> **Consigne**
Transcrivez à l'identique le passage de l'extrait ci-dessous sur les Indiens d'Amérique du Nord qui s'ouvre sur les mots contenant « Les Européens ont » et se clôt sur « 117, p. 90.) ».

> **Extrait de page**

Quant à la manière dont cette destruction s’opère, il est facile de l’indiquer.

Lorsque les Indiens habitaient seuls le désert dont on les exile aujourd’hui, leurs besoins étaient en petit nombre ; ils fabriquaient eux-mêmes leurs armes, l’eau des fleuves était leur seule boisson, et ils avaient pour vêtement la dépouille des animaux dont la chair servait à les nourrir.

Les Européens ont introduit parmi les indigènes de l’Amérique du Nord les armes à feu, le fer et l’eau-de-vie ; ils leur ont appris à remplacer par nos tissus les vêtements barbares dont la simplicité indienne s’était jusque-là contentée, En contractant des goûts nouveaux, les Indiens n’ont pas appris l’art de les satisfaire, et il leur a fallu recourir à l’industrie des Blancs. En retour de ces biens, que lui-même ne savait point créer, le sauvage ne pouvait rien offrir, sinon les riches fourrures que ses bois renfermaient encore. De ce moment, la chasse ne dut pas seulement pourvoir à ses besoins, mais encore aux passions frivoles de l’Europe. Il ne poursuivit plus les bêtes des forêts seulement pour se nourrir,

  1. Dans les treize États originaires, il ne reste plus que 6,373 Indiens. (Voyez Documents législatifs, 20e congrès, nº 117, p. 90.)

Entrées extraites

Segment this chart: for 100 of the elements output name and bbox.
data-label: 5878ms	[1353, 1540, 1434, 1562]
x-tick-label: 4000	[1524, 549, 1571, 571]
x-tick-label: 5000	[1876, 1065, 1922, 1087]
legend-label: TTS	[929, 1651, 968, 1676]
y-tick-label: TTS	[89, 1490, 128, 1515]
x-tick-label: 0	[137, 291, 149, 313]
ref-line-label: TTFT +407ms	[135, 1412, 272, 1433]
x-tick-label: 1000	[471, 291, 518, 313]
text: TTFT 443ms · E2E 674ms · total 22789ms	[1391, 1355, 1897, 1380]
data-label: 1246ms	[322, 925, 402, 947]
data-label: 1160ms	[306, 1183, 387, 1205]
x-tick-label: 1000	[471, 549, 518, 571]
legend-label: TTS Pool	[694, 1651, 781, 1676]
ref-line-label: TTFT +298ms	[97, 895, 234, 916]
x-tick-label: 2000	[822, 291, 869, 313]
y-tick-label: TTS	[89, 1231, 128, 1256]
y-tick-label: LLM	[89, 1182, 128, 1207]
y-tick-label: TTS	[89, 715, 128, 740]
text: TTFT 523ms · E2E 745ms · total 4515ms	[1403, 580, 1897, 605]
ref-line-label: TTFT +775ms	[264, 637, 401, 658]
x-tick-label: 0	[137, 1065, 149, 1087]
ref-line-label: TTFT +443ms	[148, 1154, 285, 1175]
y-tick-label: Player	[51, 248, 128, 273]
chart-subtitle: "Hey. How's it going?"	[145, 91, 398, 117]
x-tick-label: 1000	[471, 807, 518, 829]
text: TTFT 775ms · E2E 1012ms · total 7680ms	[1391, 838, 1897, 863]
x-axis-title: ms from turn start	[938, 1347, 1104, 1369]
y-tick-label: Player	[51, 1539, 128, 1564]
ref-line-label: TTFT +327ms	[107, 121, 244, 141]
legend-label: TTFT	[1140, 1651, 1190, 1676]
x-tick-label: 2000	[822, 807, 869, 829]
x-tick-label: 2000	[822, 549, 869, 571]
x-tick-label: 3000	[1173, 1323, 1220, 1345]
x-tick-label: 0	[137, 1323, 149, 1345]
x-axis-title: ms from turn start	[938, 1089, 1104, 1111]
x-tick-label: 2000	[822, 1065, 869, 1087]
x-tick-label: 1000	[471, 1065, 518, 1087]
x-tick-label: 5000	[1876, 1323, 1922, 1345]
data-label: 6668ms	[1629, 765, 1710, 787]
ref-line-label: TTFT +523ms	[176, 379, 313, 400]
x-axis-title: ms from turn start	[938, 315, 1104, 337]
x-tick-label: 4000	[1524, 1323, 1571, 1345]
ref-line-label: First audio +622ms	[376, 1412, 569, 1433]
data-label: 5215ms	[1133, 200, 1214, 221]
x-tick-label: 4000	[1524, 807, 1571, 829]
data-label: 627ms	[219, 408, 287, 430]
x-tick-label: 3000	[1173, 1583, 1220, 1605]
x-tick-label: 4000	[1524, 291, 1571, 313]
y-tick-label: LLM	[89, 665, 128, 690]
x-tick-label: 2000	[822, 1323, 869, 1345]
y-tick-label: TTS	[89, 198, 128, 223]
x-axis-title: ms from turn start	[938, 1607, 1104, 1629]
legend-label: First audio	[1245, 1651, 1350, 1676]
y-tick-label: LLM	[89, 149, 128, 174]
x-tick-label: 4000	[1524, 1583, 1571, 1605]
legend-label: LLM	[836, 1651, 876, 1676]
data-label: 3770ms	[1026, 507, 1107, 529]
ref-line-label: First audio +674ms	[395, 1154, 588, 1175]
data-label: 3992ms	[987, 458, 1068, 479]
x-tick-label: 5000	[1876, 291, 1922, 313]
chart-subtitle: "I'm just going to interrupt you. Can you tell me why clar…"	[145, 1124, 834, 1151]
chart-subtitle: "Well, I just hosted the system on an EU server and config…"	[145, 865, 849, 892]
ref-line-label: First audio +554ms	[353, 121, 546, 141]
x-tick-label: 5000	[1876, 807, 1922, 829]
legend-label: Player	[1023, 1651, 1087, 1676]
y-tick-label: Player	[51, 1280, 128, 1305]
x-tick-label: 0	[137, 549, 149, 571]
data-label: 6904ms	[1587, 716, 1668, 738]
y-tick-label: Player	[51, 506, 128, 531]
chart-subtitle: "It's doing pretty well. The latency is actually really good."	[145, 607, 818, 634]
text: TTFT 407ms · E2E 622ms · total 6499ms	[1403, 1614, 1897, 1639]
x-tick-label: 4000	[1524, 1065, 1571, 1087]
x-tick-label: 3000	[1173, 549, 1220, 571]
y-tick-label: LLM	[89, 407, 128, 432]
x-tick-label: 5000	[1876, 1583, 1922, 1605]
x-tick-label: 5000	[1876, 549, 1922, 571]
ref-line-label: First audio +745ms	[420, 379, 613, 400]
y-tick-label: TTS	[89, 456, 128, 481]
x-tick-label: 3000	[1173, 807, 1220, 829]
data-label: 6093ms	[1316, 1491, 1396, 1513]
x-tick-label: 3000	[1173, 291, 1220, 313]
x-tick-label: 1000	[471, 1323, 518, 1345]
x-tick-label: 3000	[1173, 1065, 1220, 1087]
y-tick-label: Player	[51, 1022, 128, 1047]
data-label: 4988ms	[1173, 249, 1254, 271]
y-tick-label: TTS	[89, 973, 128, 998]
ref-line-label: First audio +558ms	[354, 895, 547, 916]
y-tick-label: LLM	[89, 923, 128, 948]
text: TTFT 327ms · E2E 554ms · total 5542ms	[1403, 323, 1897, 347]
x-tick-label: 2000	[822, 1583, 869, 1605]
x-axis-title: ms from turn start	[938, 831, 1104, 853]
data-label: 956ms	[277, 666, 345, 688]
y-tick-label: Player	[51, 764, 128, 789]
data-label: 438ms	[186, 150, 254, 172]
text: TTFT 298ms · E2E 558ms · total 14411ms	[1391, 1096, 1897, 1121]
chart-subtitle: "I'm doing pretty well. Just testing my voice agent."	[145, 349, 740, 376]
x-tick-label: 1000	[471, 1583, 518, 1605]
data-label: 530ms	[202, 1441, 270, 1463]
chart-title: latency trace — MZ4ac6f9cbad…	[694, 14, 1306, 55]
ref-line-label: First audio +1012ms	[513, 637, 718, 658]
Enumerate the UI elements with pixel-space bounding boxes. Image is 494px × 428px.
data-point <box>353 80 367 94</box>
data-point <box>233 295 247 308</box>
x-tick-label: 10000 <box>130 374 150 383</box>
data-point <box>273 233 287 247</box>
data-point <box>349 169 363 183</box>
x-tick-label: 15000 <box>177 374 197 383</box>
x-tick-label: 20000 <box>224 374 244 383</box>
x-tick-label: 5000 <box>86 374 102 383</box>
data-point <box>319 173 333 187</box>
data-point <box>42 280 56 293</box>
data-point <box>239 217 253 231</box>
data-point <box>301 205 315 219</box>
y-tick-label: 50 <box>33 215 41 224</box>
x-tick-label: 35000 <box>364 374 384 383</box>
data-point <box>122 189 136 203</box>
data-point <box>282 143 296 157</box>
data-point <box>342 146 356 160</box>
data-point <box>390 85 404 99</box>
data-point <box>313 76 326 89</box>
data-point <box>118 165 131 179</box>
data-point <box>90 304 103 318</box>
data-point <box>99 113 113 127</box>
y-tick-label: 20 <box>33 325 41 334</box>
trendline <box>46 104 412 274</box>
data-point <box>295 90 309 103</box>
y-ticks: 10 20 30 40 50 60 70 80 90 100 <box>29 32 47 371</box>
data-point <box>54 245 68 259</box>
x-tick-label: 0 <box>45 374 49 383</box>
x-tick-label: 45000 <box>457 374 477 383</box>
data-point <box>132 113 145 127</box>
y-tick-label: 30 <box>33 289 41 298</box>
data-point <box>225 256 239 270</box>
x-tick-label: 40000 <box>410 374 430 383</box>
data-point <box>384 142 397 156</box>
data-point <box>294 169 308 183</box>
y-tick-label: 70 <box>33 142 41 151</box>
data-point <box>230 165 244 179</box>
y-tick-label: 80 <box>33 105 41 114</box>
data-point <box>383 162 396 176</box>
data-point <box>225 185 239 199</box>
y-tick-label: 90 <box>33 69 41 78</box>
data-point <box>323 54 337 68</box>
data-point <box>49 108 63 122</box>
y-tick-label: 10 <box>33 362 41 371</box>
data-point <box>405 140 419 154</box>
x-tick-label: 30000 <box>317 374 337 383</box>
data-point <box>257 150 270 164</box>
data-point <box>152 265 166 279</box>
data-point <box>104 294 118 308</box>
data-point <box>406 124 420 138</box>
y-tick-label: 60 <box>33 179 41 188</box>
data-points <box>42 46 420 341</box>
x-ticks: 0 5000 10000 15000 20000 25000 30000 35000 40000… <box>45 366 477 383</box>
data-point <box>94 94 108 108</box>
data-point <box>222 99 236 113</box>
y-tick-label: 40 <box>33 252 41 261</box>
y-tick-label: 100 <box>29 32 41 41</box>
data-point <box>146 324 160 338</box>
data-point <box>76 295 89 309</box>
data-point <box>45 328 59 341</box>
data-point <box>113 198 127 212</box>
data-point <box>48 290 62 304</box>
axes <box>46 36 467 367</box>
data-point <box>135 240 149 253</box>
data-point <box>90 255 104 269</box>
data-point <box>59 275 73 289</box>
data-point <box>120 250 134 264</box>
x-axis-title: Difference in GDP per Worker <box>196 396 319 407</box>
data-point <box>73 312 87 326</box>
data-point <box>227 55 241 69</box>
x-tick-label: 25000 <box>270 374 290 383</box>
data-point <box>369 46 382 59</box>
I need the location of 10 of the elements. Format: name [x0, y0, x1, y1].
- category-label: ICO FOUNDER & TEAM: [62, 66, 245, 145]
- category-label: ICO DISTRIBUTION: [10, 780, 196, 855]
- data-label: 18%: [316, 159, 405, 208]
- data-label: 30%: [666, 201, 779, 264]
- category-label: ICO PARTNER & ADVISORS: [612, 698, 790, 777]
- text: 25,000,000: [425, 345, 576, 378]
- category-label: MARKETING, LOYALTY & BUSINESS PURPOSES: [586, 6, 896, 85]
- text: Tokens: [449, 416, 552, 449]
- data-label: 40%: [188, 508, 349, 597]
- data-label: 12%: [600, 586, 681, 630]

> **Réponse**
Les Européens ont introduit parmi les indigènes de l’Amérique du Nord les armes à feu, le fer et l’eau-de-vie ; ils leur ont appris à remplacer par nos tissus les vêtements barbares dont la simplicité indienne s’était jusque-là contentée, En contractant des goûts nouveaux, les Indiens n’ont pas appris l’art de les satisfaire, et il leur a fallu recourir à l’industrie des Blancs. En retour de ces biens, que lui-même ne savait point créer, le sauvage ne pouvait rien offrir, sinon les riches fourrures que ses bois renfermaient encore. De ce moment, la chasse ne dut pas seulement pourvoir à ses besoins, mais encore aux passions frivoles de l’Europe. Il ne poursuivit plus les bêtes des forêts seulement pour se nourrir,

  1. Dans les treize États originaires, il ne reste plus que 6,373 Indiens. (Voyez Documents législatifs, 20e congrès, nº 117, p. 90.)